* **DIRECTION**
Below is a listing; write it out exactly and drop any images from it.

* **MATERIAL PROVIDED**
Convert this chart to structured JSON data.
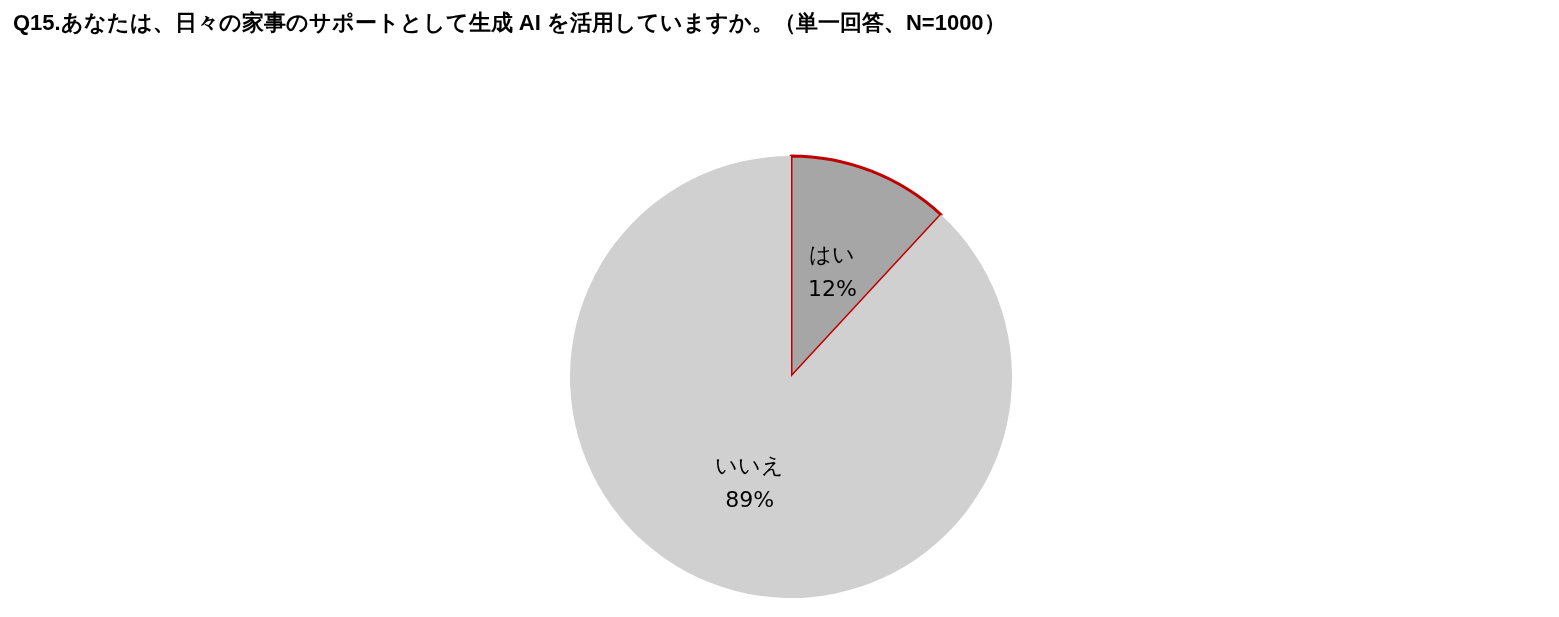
{
  "chart_data": {
    "type": "pie",
    "title": "Q15.あなたは、日々の家事のサポートとして生成 AI を活用していますか。（単一回答、N=1000）",
    "categories": [
      "はい",
      "いいえ"
    ],
    "values": [
      12,
      89
    ],
    "value_labels": [
      "12%",
      "89%"
    ],
    "colors": [
      "#a6a6a6",
      "#d0d0d0"
    ],
    "legend": false
  }
}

* **COMPLETE OUTPUT**
Convert this chart to structured JSON data.
{
  "chart_data": {
    "type": "pie",
    "title": "Q15.あなたは、日々の家事のサポートとして生成 AI を活用していますか。（単一回答、N=1000）",
    "categories": [
      "はい",
      "いいえ"
    ],
    "values": [
      12,
      89
    ],
    "value_labels": [
      "12%",
      "89%"
    ],
    "colors": [
      "#a6a6a6",
      "#d0d0d0"
    ],
    "legend": false
  }
}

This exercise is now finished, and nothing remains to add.